Task goal >>
Skip the pictures and repeat each line of the data exactly.
• • • • •
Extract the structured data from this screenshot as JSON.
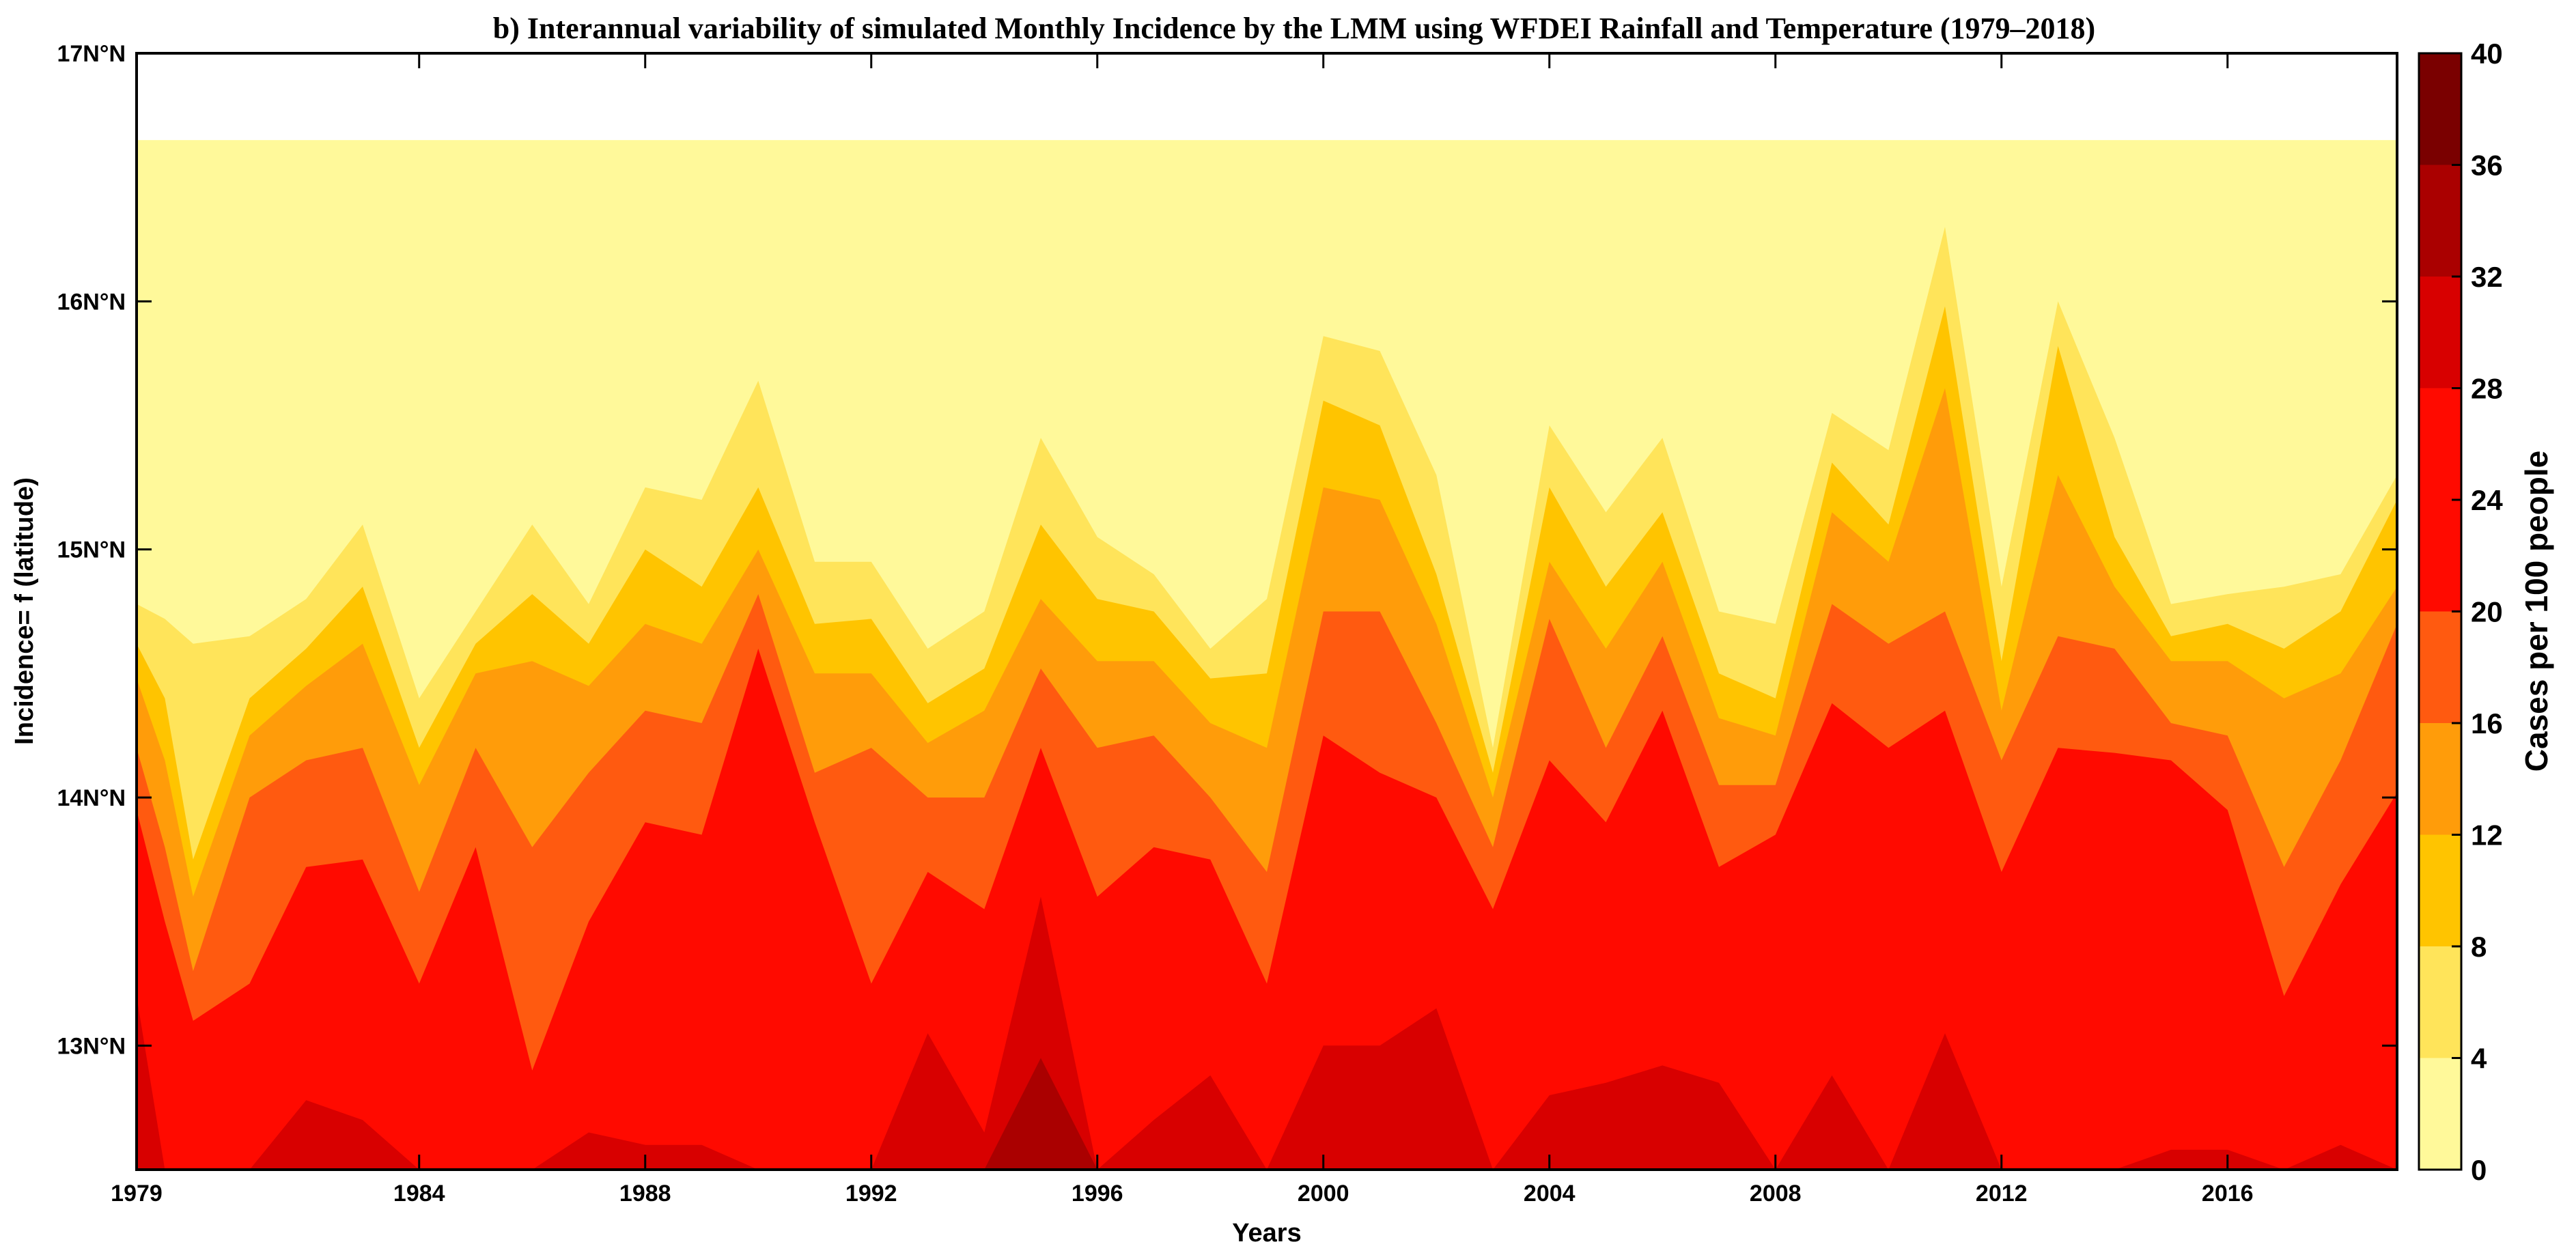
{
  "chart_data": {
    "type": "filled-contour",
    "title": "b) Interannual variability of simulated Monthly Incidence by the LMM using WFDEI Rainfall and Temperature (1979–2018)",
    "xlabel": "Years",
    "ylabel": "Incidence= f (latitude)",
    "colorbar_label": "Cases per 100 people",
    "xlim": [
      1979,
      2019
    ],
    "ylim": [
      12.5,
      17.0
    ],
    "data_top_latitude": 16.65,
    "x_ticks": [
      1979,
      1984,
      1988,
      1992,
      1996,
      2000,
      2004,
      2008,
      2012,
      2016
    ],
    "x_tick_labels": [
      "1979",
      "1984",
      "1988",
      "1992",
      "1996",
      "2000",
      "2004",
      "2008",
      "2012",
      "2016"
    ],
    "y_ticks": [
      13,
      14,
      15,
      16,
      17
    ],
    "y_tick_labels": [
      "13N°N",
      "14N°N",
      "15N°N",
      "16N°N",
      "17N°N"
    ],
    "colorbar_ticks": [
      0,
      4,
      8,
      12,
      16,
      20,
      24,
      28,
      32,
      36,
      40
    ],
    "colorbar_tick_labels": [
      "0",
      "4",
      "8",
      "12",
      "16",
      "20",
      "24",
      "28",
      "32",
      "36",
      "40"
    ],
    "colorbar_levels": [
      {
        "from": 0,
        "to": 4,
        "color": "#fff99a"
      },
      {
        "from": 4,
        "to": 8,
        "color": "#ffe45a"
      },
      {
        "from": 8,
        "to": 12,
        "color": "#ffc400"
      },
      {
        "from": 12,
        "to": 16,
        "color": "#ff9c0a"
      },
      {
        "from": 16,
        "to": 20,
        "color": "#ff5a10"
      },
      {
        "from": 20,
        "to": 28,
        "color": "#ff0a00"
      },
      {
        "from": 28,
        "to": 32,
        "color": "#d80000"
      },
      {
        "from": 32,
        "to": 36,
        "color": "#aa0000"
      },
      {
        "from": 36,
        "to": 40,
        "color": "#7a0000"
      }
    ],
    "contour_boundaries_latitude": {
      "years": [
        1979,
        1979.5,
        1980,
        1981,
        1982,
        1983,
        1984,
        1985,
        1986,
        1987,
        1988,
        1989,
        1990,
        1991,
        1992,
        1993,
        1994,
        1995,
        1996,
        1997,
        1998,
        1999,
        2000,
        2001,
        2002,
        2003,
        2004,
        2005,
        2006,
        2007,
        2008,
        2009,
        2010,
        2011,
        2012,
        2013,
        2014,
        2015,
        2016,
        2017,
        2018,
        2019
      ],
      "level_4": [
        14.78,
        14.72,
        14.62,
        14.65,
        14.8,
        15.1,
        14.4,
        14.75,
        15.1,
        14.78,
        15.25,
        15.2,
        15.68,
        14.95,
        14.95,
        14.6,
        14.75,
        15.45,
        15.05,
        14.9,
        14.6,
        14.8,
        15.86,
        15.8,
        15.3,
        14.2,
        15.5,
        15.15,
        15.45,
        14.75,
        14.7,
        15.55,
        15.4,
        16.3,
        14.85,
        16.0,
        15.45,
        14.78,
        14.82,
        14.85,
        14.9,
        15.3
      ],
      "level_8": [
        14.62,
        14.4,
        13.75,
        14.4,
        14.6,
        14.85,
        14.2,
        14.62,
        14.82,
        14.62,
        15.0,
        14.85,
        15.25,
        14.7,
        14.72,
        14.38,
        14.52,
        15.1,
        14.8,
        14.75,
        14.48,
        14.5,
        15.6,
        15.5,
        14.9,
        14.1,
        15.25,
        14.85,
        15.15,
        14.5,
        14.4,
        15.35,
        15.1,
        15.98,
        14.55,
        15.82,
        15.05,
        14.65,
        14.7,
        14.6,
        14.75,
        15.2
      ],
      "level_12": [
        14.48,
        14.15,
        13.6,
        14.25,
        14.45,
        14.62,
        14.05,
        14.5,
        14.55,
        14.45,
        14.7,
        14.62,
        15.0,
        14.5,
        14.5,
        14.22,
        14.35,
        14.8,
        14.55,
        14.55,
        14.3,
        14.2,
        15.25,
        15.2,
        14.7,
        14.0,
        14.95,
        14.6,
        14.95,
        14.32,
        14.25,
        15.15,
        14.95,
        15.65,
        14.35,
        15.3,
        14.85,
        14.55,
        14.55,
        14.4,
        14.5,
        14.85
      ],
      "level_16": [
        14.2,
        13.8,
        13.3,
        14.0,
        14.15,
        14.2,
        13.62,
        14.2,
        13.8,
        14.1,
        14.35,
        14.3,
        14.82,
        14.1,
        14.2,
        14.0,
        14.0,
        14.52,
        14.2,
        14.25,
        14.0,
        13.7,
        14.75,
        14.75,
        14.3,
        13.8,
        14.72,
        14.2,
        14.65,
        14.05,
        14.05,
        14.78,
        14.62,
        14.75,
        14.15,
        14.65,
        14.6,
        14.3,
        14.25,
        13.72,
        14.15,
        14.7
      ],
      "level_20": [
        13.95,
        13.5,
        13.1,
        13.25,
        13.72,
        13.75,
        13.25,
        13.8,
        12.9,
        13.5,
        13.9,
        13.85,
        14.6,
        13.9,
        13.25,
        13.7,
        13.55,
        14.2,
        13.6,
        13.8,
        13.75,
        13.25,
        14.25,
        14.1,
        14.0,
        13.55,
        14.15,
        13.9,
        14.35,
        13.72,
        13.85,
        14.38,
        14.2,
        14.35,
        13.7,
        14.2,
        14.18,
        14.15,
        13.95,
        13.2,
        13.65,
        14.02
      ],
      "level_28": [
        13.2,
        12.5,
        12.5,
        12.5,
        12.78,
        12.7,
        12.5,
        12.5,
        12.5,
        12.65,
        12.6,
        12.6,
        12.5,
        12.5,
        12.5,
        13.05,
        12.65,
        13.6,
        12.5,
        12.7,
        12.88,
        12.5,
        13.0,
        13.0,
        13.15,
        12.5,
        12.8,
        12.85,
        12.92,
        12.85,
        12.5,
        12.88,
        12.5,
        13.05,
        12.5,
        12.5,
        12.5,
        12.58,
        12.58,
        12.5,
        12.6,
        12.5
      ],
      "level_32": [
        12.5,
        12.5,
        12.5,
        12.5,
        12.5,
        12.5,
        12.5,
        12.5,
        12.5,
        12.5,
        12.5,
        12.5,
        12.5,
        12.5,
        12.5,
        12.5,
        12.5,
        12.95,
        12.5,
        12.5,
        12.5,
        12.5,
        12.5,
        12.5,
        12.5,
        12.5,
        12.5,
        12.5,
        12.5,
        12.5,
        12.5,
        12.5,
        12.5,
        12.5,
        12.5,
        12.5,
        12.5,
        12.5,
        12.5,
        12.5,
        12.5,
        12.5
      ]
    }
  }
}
• • • • •
Answer >>
Extract the structured data from this screenshot as JSON.
{
  "chart_data": {
    "type": "filled-contour",
    "title": "b) Interannual variability of simulated Monthly Incidence by the LMM using WFDEI Rainfall and Temperature (1979–2018)",
    "xlabel": "Years",
    "ylabel": "Incidence= f (latitude)",
    "colorbar_label": "Cases per 100 people",
    "xlim": [
      1979,
      2019
    ],
    "ylim": [
      12.5,
      17.0
    ],
    "data_top_latitude": 16.65,
    "x_ticks": [
      1979,
      1984,
      1988,
      1992,
      1996,
      2000,
      2004,
      2008,
      2012,
      2016
    ],
    "x_tick_labels": [
      "1979",
      "1984",
      "1988",
      "1992",
      "1996",
      "2000",
      "2004",
      "2008",
      "2012",
      "2016"
    ],
    "y_ticks": [
      13,
      14,
      15,
      16,
      17
    ],
    "y_tick_labels": [
      "13N°N",
      "14N°N",
      "15N°N",
      "16N°N",
      "17N°N"
    ],
    "colorbar_ticks": [
      0,
      4,
      8,
      12,
      16,
      20,
      24,
      28,
      32,
      36,
      40
    ],
    "colorbar_tick_labels": [
      "0",
      "4",
      "8",
      "12",
      "16",
      "20",
      "24",
      "28",
      "32",
      "36",
      "40"
    ],
    "colorbar_levels": [
      {
        "from": 0,
        "to": 4,
        "color": "#fff99a"
      },
      {
        "from": 4,
        "to": 8,
        "color": "#ffe45a"
      },
      {
        "from": 8,
        "to": 12,
        "color": "#ffc400"
      },
      {
        "from": 12,
        "to": 16,
        "color": "#ff9c0a"
      },
      {
        "from": 16,
        "to": 20,
        "color": "#ff5a10"
      },
      {
        "from": 20,
        "to": 28,
        "color": "#ff0a00"
      },
      {
        "from": 28,
        "to": 32,
        "color": "#d80000"
      },
      {
        "from": 32,
        "to": 36,
        "color": "#aa0000"
      },
      {
        "from": 36,
        "to": 40,
        "color": "#7a0000"
      }
    ],
    "contour_boundaries_latitude": {
      "years": [
        1979,
        1979.5,
        1980,
        1981,
        1982,
        1983,
        1984,
        1985,
        1986,
        1987,
        1988,
        1989,
        1990,
        1991,
        1992,
        1993,
        1994,
        1995,
        1996,
        1997,
        1998,
        1999,
        2000,
        2001,
        2002,
        2003,
        2004,
        2005,
        2006,
        2007,
        2008,
        2009,
        2010,
        2011,
        2012,
        2013,
        2014,
        2015,
        2016,
        2017,
        2018,
        2019
      ],
      "level_4": [
        14.78,
        14.72,
        14.62,
        14.65,
        14.8,
        15.1,
        14.4,
        14.75,
        15.1,
        14.78,
        15.25,
        15.2,
        15.68,
        14.95,
        14.95,
        14.6,
        14.75,
        15.45,
        15.05,
        14.9,
        14.6,
        14.8,
        15.86,
        15.8,
        15.3,
        14.2,
        15.5,
        15.15,
        15.45,
        14.75,
        14.7,
        15.55,
        15.4,
        16.3,
        14.85,
        16.0,
        15.45,
        14.78,
        14.82,
        14.85,
        14.9,
        15.3
      ],
      "level_8": [
        14.62,
        14.4,
        13.75,
        14.4,
        14.6,
        14.85,
        14.2,
        14.62,
        14.82,
        14.62,
        15.0,
        14.85,
        15.25,
        14.7,
        14.72,
        14.38,
        14.52,
        15.1,
        14.8,
        14.75,
        14.48,
        14.5,
        15.6,
        15.5,
        14.9,
        14.1,
        15.25,
        14.85,
        15.15,
        14.5,
        14.4,
        15.35,
        15.1,
        15.98,
        14.55,
        15.82,
        15.05,
        14.65,
        14.7,
        14.6,
        14.75,
        15.2
      ],
      "level_12": [
        14.48,
        14.15,
        13.6,
        14.25,
        14.45,
        14.62,
        14.05,
        14.5,
        14.55,
        14.45,
        14.7,
        14.62,
        15.0,
        14.5,
        14.5,
        14.22,
        14.35,
        14.8,
        14.55,
        14.55,
        14.3,
        14.2,
        15.25,
        15.2,
        14.7,
        14.0,
        14.95,
        14.6,
        14.95,
        14.32,
        14.25,
        15.15,
        14.95,
        15.65,
        14.35,
        15.3,
        14.85,
        14.55,
        14.55,
        14.4,
        14.5,
        14.85
      ],
      "level_16": [
        14.2,
        13.8,
        13.3,
        14.0,
        14.15,
        14.2,
        13.62,
        14.2,
        13.8,
        14.1,
        14.35,
        14.3,
        14.82,
        14.1,
        14.2,
        14.0,
        14.0,
        14.52,
        14.2,
        14.25,
        14.0,
        13.7,
        14.75,
        14.75,
        14.3,
        13.8,
        14.72,
        14.2,
        14.65,
        14.05,
        14.05,
        14.78,
        14.62,
        14.75,
        14.15,
        14.65,
        14.6,
        14.3,
        14.25,
        13.72,
        14.15,
        14.7
      ],
      "level_20": [
        13.95,
        13.5,
        13.1,
        13.25,
        13.72,
        13.75,
        13.25,
        13.8,
        12.9,
        13.5,
        13.9,
        13.85,
        14.6,
        13.9,
        13.25,
        13.7,
        13.55,
        14.2,
        13.6,
        13.8,
        13.75,
        13.25,
        14.25,
        14.1,
        14.0,
        13.55,
        14.15,
        13.9,
        14.35,
        13.72,
        13.85,
        14.38,
        14.2,
        14.35,
        13.7,
        14.2,
        14.18,
        14.15,
        13.95,
        13.2,
        13.65,
        14.02
      ],
      "level_28": [
        13.2,
        12.5,
        12.5,
        12.5,
        12.78,
        12.7,
        12.5,
        12.5,
        12.5,
        12.65,
        12.6,
        12.6,
        12.5,
        12.5,
        12.5,
        13.05,
        12.65,
        13.6,
        12.5,
        12.7,
        12.88,
        12.5,
        13.0,
        13.0,
        13.15,
        12.5,
        12.8,
        12.85,
        12.92,
        12.85,
        12.5,
        12.88,
        12.5,
        13.05,
        12.5,
        12.5,
        12.5,
        12.58,
        12.58,
        12.5,
        12.6,
        12.5
      ],
      "level_32": [
        12.5,
        12.5,
        12.5,
        12.5,
        12.5,
        12.5,
        12.5,
        12.5,
        12.5,
        12.5,
        12.5,
        12.5,
        12.5,
        12.5,
        12.5,
        12.5,
        12.5,
        12.95,
        12.5,
        12.5,
        12.5,
        12.5,
        12.5,
        12.5,
        12.5,
        12.5,
        12.5,
        12.5,
        12.5,
        12.5,
        12.5,
        12.5,
        12.5,
        12.5,
        12.5,
        12.5,
        12.5,
        12.5,
        12.5,
        12.5,
        12.5,
        12.5
      ]
    }
  }
}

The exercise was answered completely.